**EXERCISE TASK**
Reproduce all entries word for word.

[Start of TASK MATERIAL]

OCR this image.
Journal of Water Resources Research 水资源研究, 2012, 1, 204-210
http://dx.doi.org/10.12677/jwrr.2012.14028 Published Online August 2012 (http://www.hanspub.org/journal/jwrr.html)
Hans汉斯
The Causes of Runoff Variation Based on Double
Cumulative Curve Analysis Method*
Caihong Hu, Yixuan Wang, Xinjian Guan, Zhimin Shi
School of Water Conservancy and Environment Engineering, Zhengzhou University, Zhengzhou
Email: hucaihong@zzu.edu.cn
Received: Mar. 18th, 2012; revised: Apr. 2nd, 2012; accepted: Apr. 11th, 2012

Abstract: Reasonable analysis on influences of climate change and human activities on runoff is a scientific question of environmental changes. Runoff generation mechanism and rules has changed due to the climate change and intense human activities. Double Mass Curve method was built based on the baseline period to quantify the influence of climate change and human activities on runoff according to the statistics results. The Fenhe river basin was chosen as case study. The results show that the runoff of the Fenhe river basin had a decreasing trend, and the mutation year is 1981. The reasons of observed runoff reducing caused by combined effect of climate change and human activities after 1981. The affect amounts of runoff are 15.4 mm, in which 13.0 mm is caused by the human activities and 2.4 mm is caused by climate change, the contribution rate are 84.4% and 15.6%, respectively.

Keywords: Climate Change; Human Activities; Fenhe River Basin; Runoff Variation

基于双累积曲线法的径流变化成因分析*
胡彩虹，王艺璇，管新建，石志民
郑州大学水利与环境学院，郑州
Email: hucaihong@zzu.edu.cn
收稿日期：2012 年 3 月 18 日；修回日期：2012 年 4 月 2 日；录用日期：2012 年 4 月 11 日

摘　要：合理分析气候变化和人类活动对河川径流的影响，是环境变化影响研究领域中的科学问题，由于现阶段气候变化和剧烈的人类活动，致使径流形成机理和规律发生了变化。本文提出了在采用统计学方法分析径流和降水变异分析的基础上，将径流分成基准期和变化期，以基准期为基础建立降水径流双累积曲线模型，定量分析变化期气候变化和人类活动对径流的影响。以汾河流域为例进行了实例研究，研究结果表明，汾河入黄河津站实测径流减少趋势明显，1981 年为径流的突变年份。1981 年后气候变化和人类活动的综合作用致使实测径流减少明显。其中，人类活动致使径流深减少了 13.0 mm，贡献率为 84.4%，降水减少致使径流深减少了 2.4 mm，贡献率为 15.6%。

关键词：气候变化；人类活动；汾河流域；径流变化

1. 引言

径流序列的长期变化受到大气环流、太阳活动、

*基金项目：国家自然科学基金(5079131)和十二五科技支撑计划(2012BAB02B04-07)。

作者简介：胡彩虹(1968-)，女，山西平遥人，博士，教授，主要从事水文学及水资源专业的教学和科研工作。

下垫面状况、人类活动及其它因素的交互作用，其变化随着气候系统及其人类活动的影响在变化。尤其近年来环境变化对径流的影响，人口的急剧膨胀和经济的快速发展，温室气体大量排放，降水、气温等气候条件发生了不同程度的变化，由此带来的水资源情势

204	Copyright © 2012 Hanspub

[End of TASK MATERIAL]

**IN RESPONSE**
OCR this image.
Journal of Water Resources Research 水资源研究, 2012, 1, 204-210
http://dx.doi.org/10.12677/jwrr.2012.14028 Published Online August 2012 (http://www.hanspub.org/journal/jwrr.html)
Hans汉斯
The Causes of Runoff Variation Based on Double
Cumulative Curve Analysis Method*
Caihong Hu, Yixuan Wang, Xinjian Guan, Zhimin Shi
School of Water Conservancy and Environment Engineering, Zhengzhou University, Zhengzhou
Email: hucaihong@zzu.edu.cn
Received: Mar. 18th, 2012; revised: Apr. 2nd, 2012; accepted: Apr. 11th, 2012

Abstract: Reasonable analysis on influences of climate change and human activities on runoff is a scientific question of environmental changes. Runoff generation mechanism and rules has changed due to the climate change and intense human activities. Double Mass Curve method was built based on the baseline period to quantify the influence of climate change and human activities on runoff according to the statistics results. The Fenhe river basin was chosen as case study. The results show that the runoff of the Fenhe river basin had a decreasing trend, and the mutation year is 1981. The reasons of observed runoff reducing caused by combined effect of climate change and human activities after 1981. The affect amounts of runoff are 15.4 mm, in which 13.0 mm is caused by the human activities and 2.4 mm is caused by climate change, the contribution rate are 84.4% and 15.6%, respectively.

Keywords: Climate Change; Human Activities; Fenhe River Basin; Runoff Variation

基于双累积曲线法的径流变化成因分析*
胡彩虹，王艺璇，管新建，石志民
郑州大学水利与环境学院，郑州
Email: hucaihong@zzu.edu.cn
收稿日期：2012 年 3 月 18 日；修回日期：2012 年 4 月 2 日；录用日期：2012 年 4 月 11 日

摘　要：合理分析气候变化和人类活动对河川径流的影响，是环境变化影响研究领域中的科学问题，由于现阶段气候变化和剧烈的人类活动，致使径流形成机理和规律发生了变化。本文提出了在采用统计学方法分析径流和降水变异分析的基础上，将径流分成基准期和变化期，以基准期为基础建立降水径流双累积曲线模型，定量分析变化期气候变化和人类活动对径流的影响。以汾河流域为例进行了实例研究，研究结果表明，汾河入黄河津站实测径流减少趋势明显，1981 年为径流的突变年份。1981 年后气候变化和人类活动的综合作用致使实测径流减少明显。其中，人类活动致使径流深减少了 13.0 mm，贡献率为 84.4%，降水减少致使径流深减少了 2.4 mm，贡献率为 15.6%。

关键词：气候变化；人类活动；汾河流域；径流变化

1. 引言

径流序列的长期变化受到大气环流、太阳活动、

*基金项目：国家自然科学基金(5079131)和十二五科技支撑计划(2012BAB02B04-07)。

作者简介：胡彩虹(1968-)，女，山西平遥人，博士，教授，主要从事水文学及水资源专业的教学和科研工作。

下垫面状况、人类活动及其它因素的交互作用，其变化随着气候系统及其人类活动的影响在变化。尤其近年来环境变化对径流的影响，人口的急剧膨胀和经济的快速发展，温室气体大量排放，降水、气温等气候条件发生了不同程度的变化，由此带来的水资源情势

204	Copyright © 2012 Hanspub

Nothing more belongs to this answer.